=== Challenge ===
Single out each line with the word "अवसर" and copy it.

=== Data for the task ===
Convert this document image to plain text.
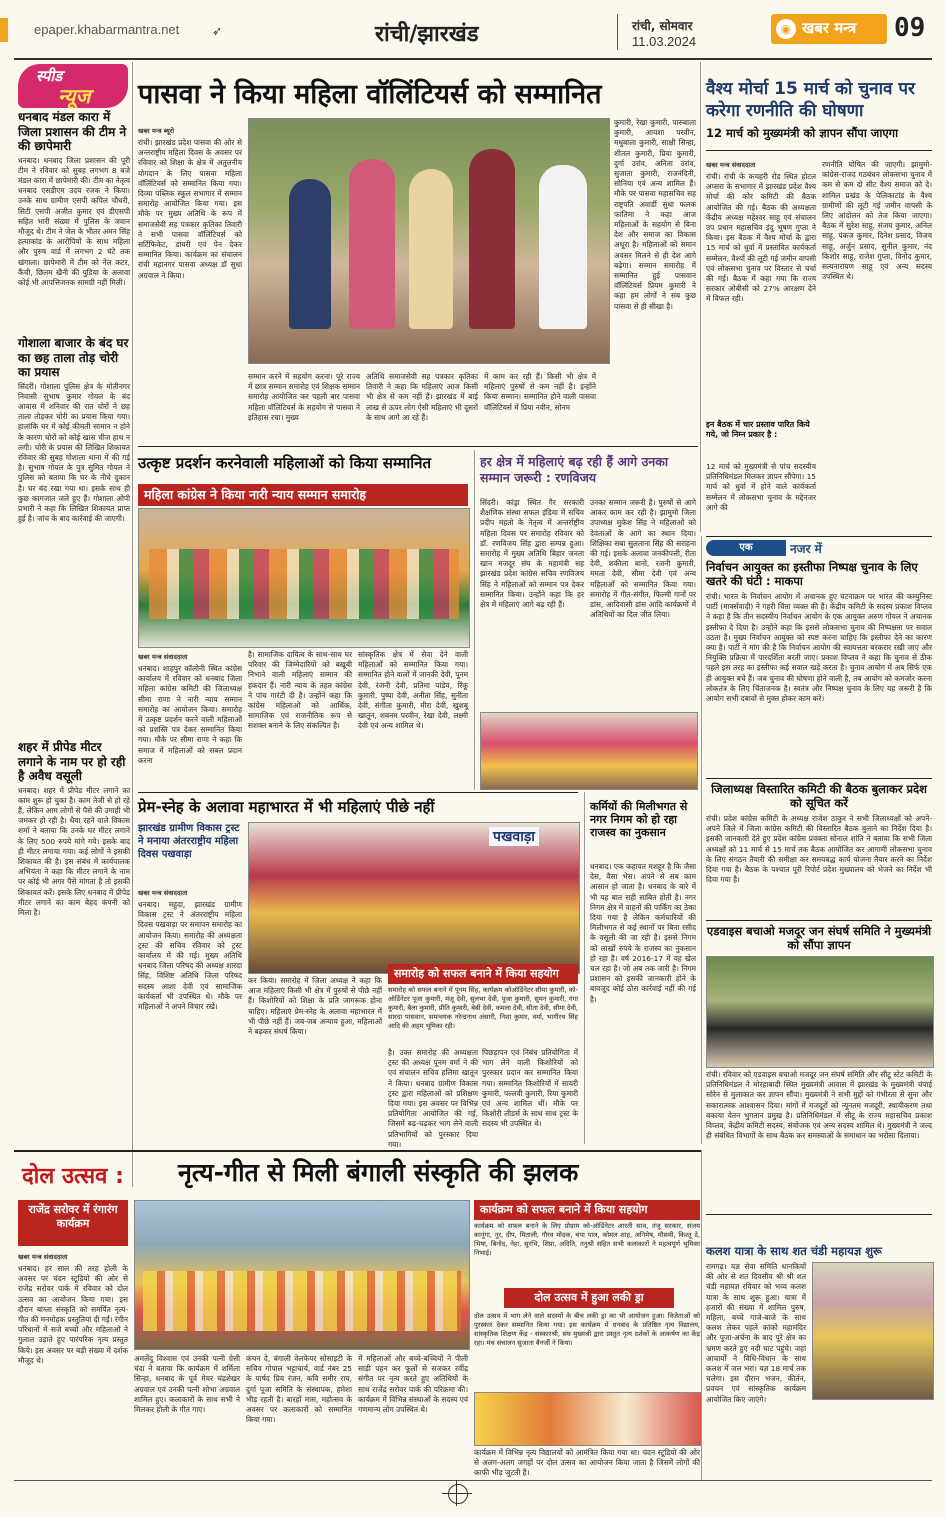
epaper.khabarmantra.net	➶	रांची/झारखंड	रांची, सोमवार
11.03.2024
◉ खबर मन्त्र 09
स्पीड
न्यूज
धनबाद मंडल कारा में जिला प्रशासन की टीम ने की छापेमारी
धनबाद। धनबाद जिला प्रशासन की पूरी टीम ने रविवार को सुबह लगभग 8 बजे मंडल कारा में छापेमारी की। टीम का नेतृत्व धनबाद एसडीएम उदय रजक ने किया। उनके साथ ग्रामीण एसपी कपिल चौधरी, सिटी एसपी अजीत कुमार एवं डीएसपी सहित भारी संख्या में पुलिस के जवान मौजूद थे। टीम ने जेल के भीतर अमन सिंह हत्याकांड के आरोपियों के साथ महिला और पुरुष वार्ड में लगभग 2 घंटे तक खंगाला। छापेमारी में टीम को नेल कटर, कैंची, छिलम खैनी की पुडिया के अलावा कोई भी आपत्तिजनक सामग्री नहीं मिली।
गोशाला बाजार के बंद घर का छह ताला तोड़ चोरी का प्रयास
सिंदरी। गोशाला पुलिस क्षेत्र के मोतीनगर निवासी सुभाष कुमार गोयल के बंद आवास में शनिवार की रात चोरों ने छह ताला तोड़कर चोरी का प्रयास किया गया। हालांकि घर में कोई कीमती सामान न होने के कारण चोरों को कोई खास चीज हाथ न लगी। चोरी के प्रयास की लिखित शिकायत रविवार की सुबह गोशाला थाना में की गई है। सुभाष गोयल के पुत्र सुमित गोयल ने पुलिस को बताया कि घर के नीचे दुकान है। घर बंद रखा गया था। इसके साथ ही कुछ कागजात जले हुए हैं। गोशाला ओपी प्रभारी ने कहा कि लिखित शिकायत प्राप्त हुई है। जांच के बाद कार्रवाई की जाएगी।
शहर में प्रीपेड मीटर लगाने के नाम पर हो रही है अवैध वसूली
धनबाद। शहर में प्रीपेड मीटर लगाने का काम शुरू हो चुका है। काम तेजी से हो रहे हैं, लेकिन आम लोगों से पैसे की उगाही भी जमकर हो रही है। धैया रहने वाले विकास शर्मा ने बताया कि उनके घर मीटर लगाने के लिए 500 रुपये मांगे गये। इसके बाद ही मीटर लगाया गया। कई लोगों ने इसकी शिकायत की है। इस संबंध में कार्यपालक अभियंता ने कहा कि मीटर लगाने के नाम पर कोई भी अगर पैसे मांगता है तो इसकी शिकायत करें। इसके लिए धनबाद में प्रीपेड मीटर लगाने का काम बेहद कंपनी को मिला है।
पासवा ने किया महिला वॉलिंटियर्स को सम्मानित
खबर मन्त्र ब्यूरो
रांची। झारखंड प्रदेश पासवा की ओर से अन्तराष्ट्रीय महिला दिवस के अवसर पर रविवार को शिक्षा के क्षेत्र में अतुलनीय योगदान के लिए पासवा महिला वॉलिंटियर्स को सम्मानित किया गया। दिव्या पब्लिक स्कूल सभागार में सम्मान समारोह आयोजित किया गया। इस मौके पर मुख्य अतिथि के रूप में समाजसेवी सह पत्रकार कृतिका तिवारी ने सभी पासवा वॉलिंटियर्स को सर्टिफिकेट, डायरी एवं पेन देकर सम्मानित किया। कार्यक्रम का संचालन रांची महानगर पासवा अध्यक्ष डॉ सुधा अग्रवाल ने किया।
सम्मान करने में सहयोग करना। पूरे राज्य में छात्र सम्मान समारोह एवं शिक्षक सम्मान समारोह आयोजित कर पहली बार पासवा महिला वॉलिंटियर्स के सहयोग से पासवा ने इतिहास रचा। मुख्य
अतिथि समाजसेवी सह पत्रकार कृतिका तिवारी ने कहा कि महिलाएं आज किसी भी क्षेत्र से कम नहीं हैं। झारखंड में बाई लाख से ऊपर लोग ऐसी महिलाएं भी दूसरों के साथ आगे आ रहे हैं।
में काम कर रही हैं। किसी भी क्षेत्र में महिलाएं पुरुषों से कम नहीं है। इन्होंने किया सम्मान। सम्मानित होने वाली पासवा वॉलिंटियर्स में प्रिया नवीन, सोनम
कुमारी, रेखा कुमारी, पारुबाला कुमारी, आयशा परवीन, मधुबाला कुमारी, साक्षी सिन्हा, शीतल कुमारी, प्रिया कुमारी, दुर्गा उरांव, अनिता उरांव, सुजाता कुमारी, राजनंदिनी, सोनिया एवं अन्य शामिल हैं। मौके पर पासवा महासचिव सह राष्ट्रपति अवार्डी सुधा फलक फातिमा ने कहा आज महिलाओं के सहयोग से बिना देश और समाज का विकास अधूरा है। महिलाओं को समान अवसर मिलने से ही देश आगे बढ़ेगा। सम्मान समारोह में सम्मानित हुई पासवान वॉलिंटियर्स प्रियम कुमारी ने कहा हम लोगों ने सब कुछ पासवा से ही सीखा है।
वैश्य मोर्चा 15 मार्च को चुनाव पर करेगा रणनीति की घोषणा
12 मार्च को मुख्यमंत्री को ज्ञापन सौंपा जाएगा
खबर मन्त्र संवाददाता
रांची। रांची के कचहरी रोड स्थित होटल अप्सरा के सभागार में झारखंड प्रदेश वैश्य मोर्चा की कोर कमिटी की बैठक आयोजित की गई। बैठक की अध्यक्षता केंद्रीय अध्यक्ष महेश्वर साहू एवं संचालन उप प्रधान महासचिव इंदु भूषण गुप्ता ने किया। इस बैठक में वैश्य मोर्चा के द्वारा 15 मार्च को धुर्वा में प्रस्तावित कार्यकर्ता सम्मेलन, वैश्यों की लूटी गई जमीन वापसी एवं लोकसभा चुनाव पर विस्तार से चर्चा की गई। बैठक में कहा गया कि राज्य सरकार ओबीसी को 27% आरक्षण देने में विफल रही।
इन बैठक में चार प्रस्ताव पारित किये गये, जो निम्न प्रकार है :
12 मार्च को मुख्यमंत्री से पांच सदस्यीय प्रतिनिधिमंडल मिलकर ज्ञापन सौंपेगा। 15 मार्च को धुर्वा में होने वाले कार्यकर्ता सम्मेलन में लोकसभा चुनाव के मद्देनजर आगे की
रणनीति घोषित की जाएगी। झामुमो-कांग्रेस-राजद गठबंधन लोकसभा चुनाव में कम से कम दो सीट वैश्य समाज को दे। शामिल प्रखंड के पेलिकाटांड के वैश्य ग्रामीणों की लूटी गई जमीन वापसी के लिए आंदोलन को तेज किया जाएगा। बैठक में सुरेश साहू, संजय कुमार, अनिल साहू, पंकज कुमार, दिनेश प्रसाद, विजय साहू, अर्जुन प्रसाद, सुनील कुमार, नंद किशोर साहू, राजेश गुप्ता, विनोद कुमार, सत्यनारायण साहू एवं अन्य सदस्य उपस्थित थे।
उत्कृष्ट प्रदर्शन करनेवाली महिलाओं को किया सम्मानित
महिला कांग्रेस ने किया नारी न्याय सम्मान समारोह
खबर मन्त्र संवाददाता
धनबाद। शाहपुर कॉलोनी स्थित कांग्रेस कार्यालय में रविवार को धनबाद जिला महिला कांग्रेस कमिटी की जिलाध्यक्ष सीमा राणा ने नारी न्याय सम्मान समारोह का आयोजन किया। समारोह में उत्कृष्ट प्रदर्शन करने वाली महिलाओं को प्रशस्ति पत्र देकर सम्मानित किया गया। मौके पर सीमा राणा ने कहा कि समाज में महिलाओं को सबल प्रदान करना
है। सामाजिक दायित्व के साथ-साथ घर परिवार की जिम्मेदारियों को बखूबी निभाने वाली महिलाएं सम्मान की हकदार हैं। नारी न्याय के तहत कांग्रेस ने पांच गारंटी दी है। उन्होंने कहा कि कांग्रेस महिलाओं को आर्थिक, सामाजिक एवं राजनीतिक रूप से सशक्त बनाने के लिए संकल्पित है।
सांस्कृतिक क्षेत्र में सेवा देने वाली महिलाओं को सम्मानित किया गया। सम्मानित होने वालों में जानकी देवी, पूनम देवी, रंजनी देवी, प्रतिमा पांडेय, रिंकू कुमारी, पुष्पा देवी, अनीता सिंह, सुनीता देवी, संगीता कुमारी, मीरा देवी, खुशबू खातून, शबनम परवीन, रेखा देवी, लक्ष्मी देवी एवं अन्य शामिल थे।
हर क्षेत्र में महिलाएं बढ़ रही हैं आगे उनका सम्मान जरूरी : रणविजय
सिंदरी। कांड्रा स्थित गैर सरकारी शैक्षणिक संस्था सफल इंडिया में सचिव प्रदीप महतो के नेतृत्व में अन्तर्राष्ट्रीय महिला दिवस पर समारोह रविवार को डॉ. रणविजय सिंह द्वारा सम्पन्न हुआ। समारोह में मुख्य अतिथि बिहार जनता खान मजदूर संघ के महामंत्री सह झारखंड प्रदेश कांग्रेस सचिव रणविजय सिंह ने महिलाओं को सम्मान पत्र देकर सम्मानित किया। उन्होंने कहा कि हर क्षेत्र में महिलाएं आगे बढ़ रही हैं।
उनका सम्मान जरूरी है। पुरुषों से आगे आकर काम कर रही है। झामुमो जिला उपाध्यक्ष मुकेश सिंह ने महिलाओं को देवताओं के आगे का स्थान दिया। शिक्षिका सबा सुलताना सिंह की सराहना की गई। इसके अलावा जनकीपत्ती, रीता देवी, शकीला बानो, रजनी कुमारी, ममता देवी, सीमा देवी एवं अन्य महिलाओं को सम्मानित किया गया। समारोह में गीत-संगीत, फिल्मी गानों पर डांस, आदिवासी डांस आदि कार्यक्रमों में अतिथियों का दिल जीत लिया।
एक	नजर में
निर्वाचन आयुक्त का इस्तीफा निष्पक्ष चुनाव के लिए खतरे की घंटी : माकपा
रांची। भारत के निर्वाचन आयोग में अचानक हुए घटनाक्रम पर भारत की कम्युनिस्ट पार्टी (मार्क्सवादी) ने गहरी चिंता व्यक्त की है। केंद्रीय कमिटी के सदस्य प्रकाश विप्लव ने कहा है कि तीन सदस्यीय निर्वाचन आयोग के एक आयुक्त अरुण गोयल ने अचानक इस्तीफा दे दिया है। उन्होंने कहा कि इससे लोकसभा चुनाव की निष्पक्षता पर सवाल उठता है। मुख्य निर्वाचन आयुक्त को स्पष्ट करना चाहिए कि इस्तीफा देने का कारण क्या है। पार्टी ने मांग की है कि निर्वाचन आयोग की स्वायत्तता बरकरार रखी जाए और नियुक्ति प्रक्रिया में पारदर्शिता बरती जाए। प्रकाश विप्लव ने कहा कि चुनाव से ठीक पहले इस तरह का इस्तीफा कई सवाल खड़े करता है। चुनाव आयोग में अब सिर्फ एक ही आयुक्त बचे हैं। जब चुनाव की घोषणा होने वाली है, तब आयोग को कमजोर करना लोकतंत्र के लिए चिंताजनक है। स्वतंत्र और निष्पक्ष चुनाव के लिए यह जरूरी है कि आयोग सभी दबावों से मुक्त होकर काम करे।
जिलाध्यक्ष विस्तारित कमिटी की बैठक बुलाकर प्रदेश को सूचित करें
रांची। प्रदेश कांग्रेस कमिटी के अध्यक्ष राजेश ठाकुर ने सभी जिलाध्यक्षों को अपने-अपने जिले में जिला कांग्रेस कमिटी की विस्तारित बैठक बुलाने का निर्देश दिया है। इसकी जानकारी देते हुए प्रदेश कांग्रेस प्रवक्ता सोनाल शांति ने बताया कि सभी जिला अध्यक्षों को 11 मार्च से 15 मार्च तक बैठक आयोजित कर आगामी लोकसभा चुनाव के लिए संगठन तैयारी की समीक्षा कर समयबद्ध कार्य योजना तैयार करने का निर्देश दिया गया है। बैठक के पश्चात पूरी रिपोर्ट प्रदेश मुख्यालय को भेजने का निर्देश भी दिया गया है।
एडवाइस बचाओ मजदूर जन संघर्ष समिति ने मुख्यमंत्री को सौंपा ज्ञापन
रांची। रविवार को एडवाइस बचाओ मजदूर जन संघर्ष समिति और सीटू स्टेट कमिटी के प्रतिनिधिमंडल ने मोरहाबादी स्थित मुख्यमंत्री आवास में झारखंड के मुख्यमंत्री चंपाई सोरेन से मुलाकात कर ज्ञापन सौंपा। मुख्यमंत्री ने सभी मुद्दों को गंभीरता से सुना और सकारात्मक आश्वासन दिया। मांगों में मजदूरों को न्यूनतम मजदूरी, स्थायीकरण तथा बकाया वेतन भुगतान प्रमुख है। प्रतिनिधिमंडल में सीटू के राज्य महासचिव प्रकाश विप्लव, केंद्रीय कमिटी सदस्य, संयोजक एवं अन्य सदस्य शामिल थे। मुख्यमंत्री ने जल्द ही संबंधित विभागों के साथ बैठक कर समस्याओं के समाधान का भरोसा दिलाया।
प्रेम-स्नेह के अलावा महाभारत में भी महिलाएं पीछे नहीं
झारखंड ग्रामीण विकास ट्रस्ट ने मनाया अंतरराष्ट्रीय महिला दिवस पखवाड़ा
खबर मन्त्र संवाददाता
धनबाद। महुदा, झारखंड ग्रामीण विकास ट्रस्ट ने अंतरराष्ट्रीय महिला दिवस पखवाड़ा पर समापन समारोह का आयोजन किया। समारोह की अध्यक्षता ट्रस्ट की सचिव रविवार को ट्रस्ट कार्यालय में की गई। मुख्य अतिथि धनबाद जिला परिषद की अध्यक्ष शारदा सिंह, विशिष्ट अतिथि जिला परिषद सदस्य आशा देवी एवं सामाजिक कार्यकर्ता भी उपस्थित थे। मौके पर महिलाओं ने अपने विचार रखे।
पखवाड़ा
समारोह को सफल बनाने में किया सहयोग
समारोह को सफल बनाने में पूनम सिंह, कार्यक्रम कोऑर्डिनेटर सीमा कुमारी, को-ऑर्डिनेटर पूजा कुमारी, मंजू देवी, सुलभा देवी, पूजा कुमारी, सुमन कुमारी, गंगा कुमारी, बैला कुमारी, प्रीति कुमारी, बेबी देवी, कमला देवी, सीता देवी, सीमा देवी, सारदा पासवान, समन्वयक नरेन्द्रनाथ अंसारी, निशा कुमार, वर्मा, भागीरथ सिंह आदि की अहम भूमिका रही।
कर किया। समारोह में जिला अध्यक्ष ने कहा कि आज महिलाएं किसी भी क्षेत्र में पुरुषों से पीछे नहीं हैं। किशोरियों को शिक्षा के प्रति जागरूक होना चाहिए। महिलाएं प्रेम-स्नेह के अलावा महाभारत में भी पीछे नहीं हैं। जब-जब अन्याय हुआ, महिलाओं ने बढ़कर संघर्ष किया।
है। उक्त समारोह की अध्यक्षता ट्रस्ट की अध्यक्ष पूनम वर्मा ने की एवं संचालन सचिव हलिमा खातून ने किया। धनबाद ग्रामीण विकास ट्रस्ट द्वारा महिलाओं को प्रशिक्षण दिया गया। इस अवसर पर विभिन्न प्रतियोगिता आयोजित की गई, जिसमें बढ़-चढ़कर भाग लेने वाली प्रतिभागियों को पुरस्कार दिया गया।
पिछड़ापन एवं निबंध प्रतियोगिता में भाग लेने वाली किशोरियों को पुरस्कार प्रदान कर सम्मानित किया गया। सम्मानित किशोरियों में सायरी कुमारी, पल्लवी कुमारी, रिया कुमारी एवं अन्य शामिल थीं। मौके पर किशोरी लीडर्स के साथ साथ ट्रस्ट के सदस्य भी उपस्थित थे।
कर्मियों की मिलीभगत से नगर निगम को हो रहा राजस्व का नुकसान
धनबाद। एक कहावत मशहूर है कि जैसा देस, वैसा भेस। अपने से सब काम आसान हो जाता है। धनबाद के बारे में भी यह बात सही साबित होती है। नगर निगम क्षेत्र में वाहनों की पार्किंग का ठेका दिया गया है लेकिन कर्मचारियों की मिलीभगत से कई स्थानों पर बिना रसीद के वसूली की जा रही है। इससे निगम को लाखों रुपये के राजस्व का नुकसान हो रहा है। वर्ष 2016-17 में यह खेल चल रहा है। जो अब तक जारी है। निगम प्रशासन को इसकी जानकारी होने के बावजूद कोई ठोस कार्रवाई नहीं की गई है।
दोल उत्सव : नृत्य-गीत से मिली बंगाली संस्कृति की झलक
राजेंद्र सरोवर में रंगारंग कार्यक्रम
खबर मन्त्र संवाददाता
धनबाद। हर साल की तरह होली के अवसर पर चंदन स्टूडियो की ओर से राजेंद्र सरोवर पार्क में रविवार को दोल उत्सव का आयोजन किया गया। इस दौरान बांग्ला संस्कृति को समर्पित नृत्य-गीत की मनमोहक प्रस्तुतियां दी गईं। रंगीन परिधानों में सजे बच्चों और महिलाओं ने गुलाल उड़ाते हुए पारंपरिक नृत्य प्रस्तुत किये। इस अवसर पर बड़ी संख्या में दर्शक मौजूद थे।	अमलेंदु विश्वास एवं उनकी पत्नी ग्रेसी चंदा ने बताया कि कार्यक्रम में शर्मिला सिन्हा, धनबाद के पूर्व मेयर चंद्रशेखर अग्रवाल एवं उनकी पत्नी शोभा अग्रवाल शामिल हुए। कलाकारों के साथ सभी ने मिलकर होली के गीत गाए।
कंचन दे, बंगाली वेलफेयर सोसाइटी के सचिव गोपाल भट्टाचार्य, वार्ड नंबर 25 के पार्षद प्रिय रंजन, कवि समीर राय, दुर्गा पूजा समिति के संस्थापक, हमेशा भीड़ रहती है। बारहों मास, महोत्सव के अवसर पर कलाकारों को सम्मानित किया गया।
में महिलाओं और बच्चे-बच्चियों ने पीली साड़ी पहन कर फूलों से सजकर रवींद्र संगीत पर नृत्य करते हुए अतिथियों के साथ राजेंद्र सरोवर पार्क की परिक्रमा की। कार्यक्रम में विभिन्न संस्थाओं के सदस्य एवं गणमान्य लोग उपस्थित थे।
कार्यक्रम को सफल बनाने में किया सहयोग
कार्यक्रम को सफल बनाने के लिए प्रोग्राम को-ऑर्डिनेटर आरती साव, तंजू सरकार, संजय कानूंगा, नूर, दीप, मिताली, गौरव मोदक, चंपा पाल, कोमल शाह, अनिमेष, मौसमी, किश्तू डे, भिषा, बिनोद, नेहा, सुरभि, शिप्रा, अदिति, तनुश्री सहित सभी कलाकारों ने महत्वपूर्ण भूमिका निभाई।
दोल उत्सव में हुआ लकी ड्रा
दोल उत्सव में भाग लेने वाले सदस्यों के बीच लकी ड्रा का भी आयोजन हुआ। विजेताओं को पुरस्कार देकर सम्मानित किया गया। इस कार्यक्रम में धनबाद के प्रतिष्ठित नृत्य विद्यालय, सांस्कृतिक शिक्षण केंद्र - संस्कारश्री, संघ मुख्यश्री द्वारा प्रस्तुत नृत्य दर्शकों के आकर्षण का केंद्र रहा। मंच संचालन सुजाता बैनर्जी ने किया।
कार्यक्रम में विभिन्न नृत्य विद्यालयों को आमंत्रित किया गया था। चंदन स्टूडियो की ओर से अलग-अलग जगहों पर दोल उत्सव का आयोजन किया जाता है जिसमें लोगों की काफी भीड़ जुटती है।
कलश यात्रा के साथ शत चंडी महायज्ञ शुरू
रामगढ़। यज्ञ सेवा समिति धानकियों की ओर से शत दिवसीय श्री श्री शत चंडी महायज्ञ रविवार को भव्य कलश यात्रा के साथ शुरू हुआ। यात्रा में हजारों की संख्या में शामिल पुरुष, महिला, बच्चे गाजे-बाजे के साथ कलश लेकर पहले कांको महामंदिर और पूजा-अर्चना के बाद पूरे क्षेत्र का भ्रमण करते हुए नदी घाट पहुंचे। जहां आचार्यों ने विधि-विधान के साथ कलश में जल भरा। यज्ञ 18 मार्च तक चलेगा। इस दौरान भजन, कीर्तन, प्रवचन एवं सांस्कृतिक कार्यक्रम आयोजित किए जाएंगे।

=== The response ===
रांची। झारखंड प्रदेश पासवा की ओर से अन्तराष्ट्रीय महिला दिवस के अवसर पर रविवार को शिक्षा के क्षेत्र में अतुलनीय योगदान के लिए पासवा महिला वॉलिंटियर्स को सम्मानित किया गया। दिव्या पब्लिक स्कूल सभागार में सम्मान समारोह आयोजित किया गया। इस मौके पर मुख्य अतिथि के रूप में समाजसेवी सह पत्रकार कृतिका तिवारी ने सभी पासवा वॉलिंटियर्स को सर्टिफिकेट, डायरी एवं पेन देकर सम्मानित किया। कार्यक्रम का संचालन रांची महानगर पासवा अध्यक्ष डॉ सुधा अग्रवाल ने किया।
कुमारी, रेखा कुमारी, पारुबाला कुमारी, आयशा परवीन, मधुबाला कुमारी, साक्षी सिन्हा, शीतल कुमारी, प्रिया कुमारी, दुर्गा उरांव, अनिता उरांव, सुजाता कुमारी, राजनंदिनी, सोनिया एवं अन्य शामिल हैं। मौके पर पासवा महासचिव सह राष्ट्रपति अवार्डी सुधा फलक फातिमा ने कहा आज महिलाओं के सहयोग से बिना देश और समाज का विकास अधूरा है। महिलाओं को समान अवसर मिलने से ही देश आगे बढ़ेगा। सम्मान समारोह में सम्मानित हुई पासवान वॉलिंटियर्स प्रियम कुमारी ने कहा हम लोगों ने सब कुछ पासवा से ही सीखा है।
है। उक्त समारोह की अध्यक्षता ट्रस्ट की अध्यक्ष पूनम वर्मा ने की एवं संचालन सचिव हलिमा खातून ने किया। धनबाद ग्रामीण विकास ट्रस्ट द्वारा महिलाओं को प्रशिक्षण दिया गया। इस अवसर पर विभिन्न प्रतियोगिता आयोजित की गई, जिसमें बढ़-चढ़कर भाग लेने वाली प्रतिभागियों को पुरस्कार दिया गया।
धनबाद। हर साल की तरह होली के अवसर पर चंदन स्टूडियो की ओर से राजेंद्र सरोवर पार्क में रविवार को दोल उत्सव का आयोजन किया गया। इस दौरान बांग्ला संस्कृति को समर्पित नृत्य-गीत की मनमोहक प्रस्तुतियां दी गईं। रंगीन परिधानों में सजे बच्चों और महिलाओं ने गुलाल उड़ाते हुए पारंपरिक नृत्य प्रस्तुत किये। इस अवसर पर बड़ी संख्या में दर्शक मौजूद थे।	अमलेंदु विश्वास एवं उनकी पत्नी ग्रेसी चंदा ने बताया कि कार्यक्रम में शर्मिला सिन्हा, धनबाद के पूर्व मेयर चंद्रशेखर अग्रवाल एवं उनकी पत्नी शोभा अग्रवाल शामिल हुए। कलाकारों के साथ सभी ने मिलकर होली के गीत गाए।
कंचन दे, बंगाली वेलफेयर सोसाइटी के सचिव गोपाल भट्टाचार्य, वार्ड नंबर 25 के पार्षद प्रिय रंजन, कवि समीर राय, दुर्गा पूजा समिति के संस्थापक, हमेशा भीड़ रहती है। बारहों मास, महोत्सव के अवसर पर कलाकारों को सम्मानित किया गया।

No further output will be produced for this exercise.